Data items
※

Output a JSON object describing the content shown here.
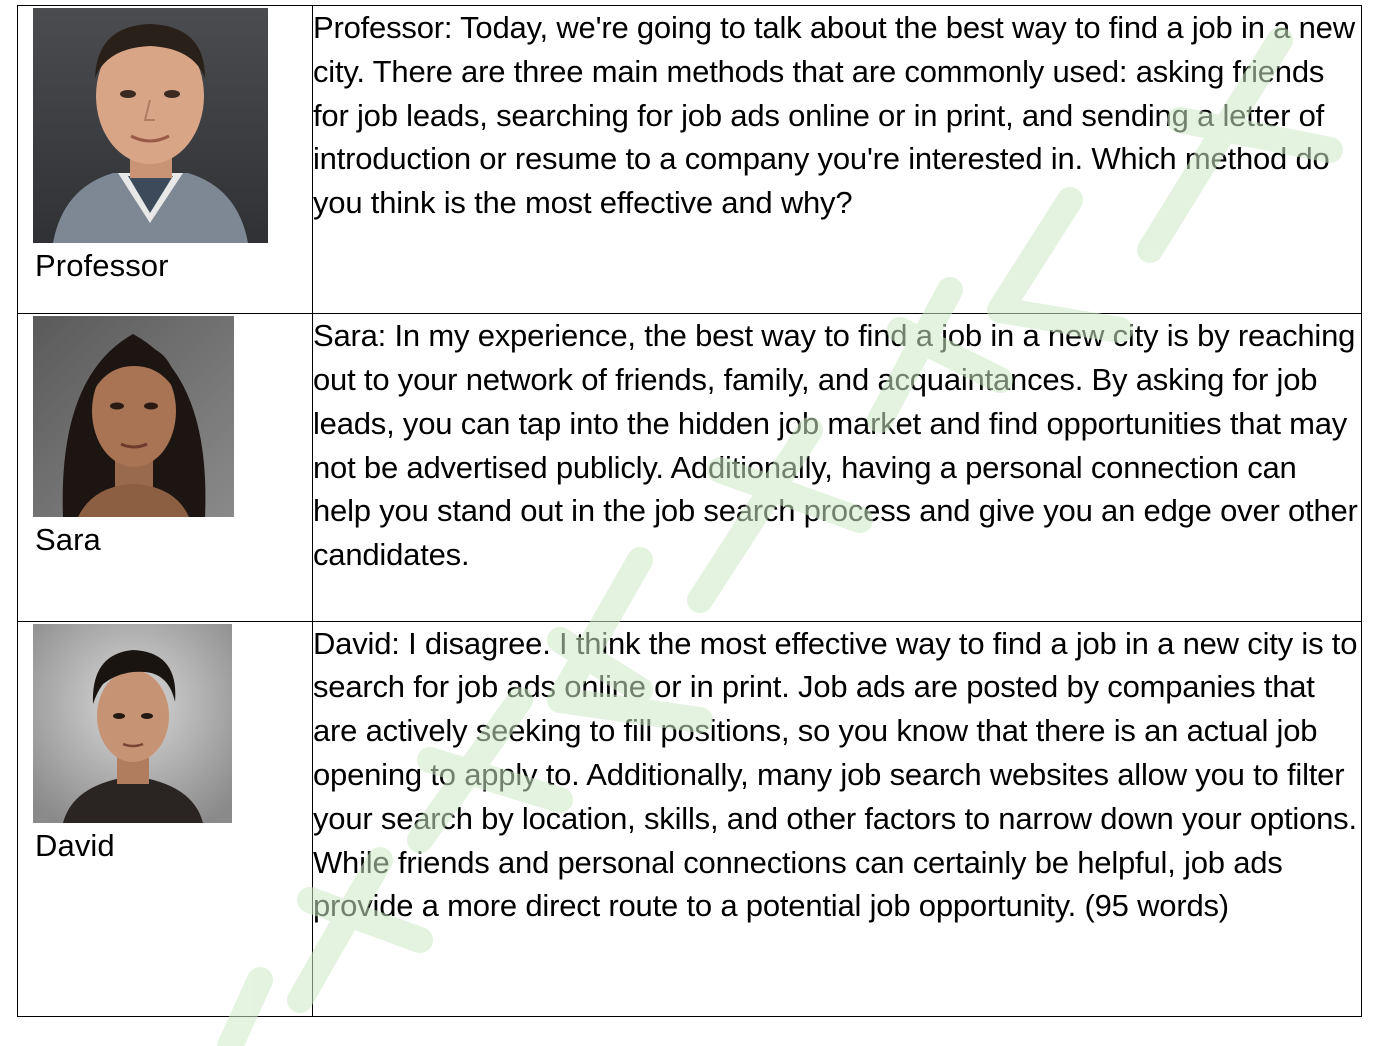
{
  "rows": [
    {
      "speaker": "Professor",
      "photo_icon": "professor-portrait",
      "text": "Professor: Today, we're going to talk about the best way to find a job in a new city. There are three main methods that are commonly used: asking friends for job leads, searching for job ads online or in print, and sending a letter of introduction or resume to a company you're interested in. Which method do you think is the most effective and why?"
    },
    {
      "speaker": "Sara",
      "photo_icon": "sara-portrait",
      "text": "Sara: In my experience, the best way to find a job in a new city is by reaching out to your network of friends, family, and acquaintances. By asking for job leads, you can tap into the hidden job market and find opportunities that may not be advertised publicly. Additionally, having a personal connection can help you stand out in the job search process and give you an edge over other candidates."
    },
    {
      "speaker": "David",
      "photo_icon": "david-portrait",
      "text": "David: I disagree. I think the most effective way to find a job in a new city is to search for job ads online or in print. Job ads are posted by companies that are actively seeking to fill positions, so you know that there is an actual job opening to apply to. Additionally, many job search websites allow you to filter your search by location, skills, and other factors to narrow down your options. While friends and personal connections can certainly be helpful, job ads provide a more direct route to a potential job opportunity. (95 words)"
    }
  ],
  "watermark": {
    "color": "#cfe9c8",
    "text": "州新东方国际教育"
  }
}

※

▸ PROMPT: Transcribe every record above exactly as written, leaving out any pictures.

▸ FULL RESPONSE:
Output a JSON object describing the content shown here.
{
  "rows": [
    {
      "speaker": "Professor",
      "photo_icon": "professor-portrait",
      "text": "Professor: Today, we're going to talk about the best way to find a job in a new city. There are three main methods that are commonly used: asking friends for job leads, searching for job ads online or in print, and sending a letter of introduction or resume to a company you're interested in. Which method do you think is the most effective and why?"
    },
    {
      "speaker": "Sara",
      "photo_icon": "sara-portrait",
      "text": "Sara: In my experience, the best way to find a job in a new city is by reaching out to your network of friends, family, and acquaintances. By asking for job leads, you can tap into the hidden job market and find opportunities that may not be advertised publicly. Additionally, having a personal connection can help you stand out in the job search process and give you an edge over other candidates."
    },
    {
      "speaker": "David",
      "photo_icon": "david-portrait",
      "text": "David: I disagree. I think the most effective way to find a job in a new city is to search for job ads online or in print. Job ads are posted by companies that are actively seeking to fill positions, so you know that there is an actual job opening to apply to. Additionally, many job search websites allow you to filter your search by location, skills, and other factors to narrow down your options. While friends and personal connections can certainly be helpful, job ads provide a more direct route to a potential job opportunity. (95 words)"
    }
  ],
  "watermark": {
    "color": "#cfe9c8",
    "text": "州新东方国际教育"
  }
}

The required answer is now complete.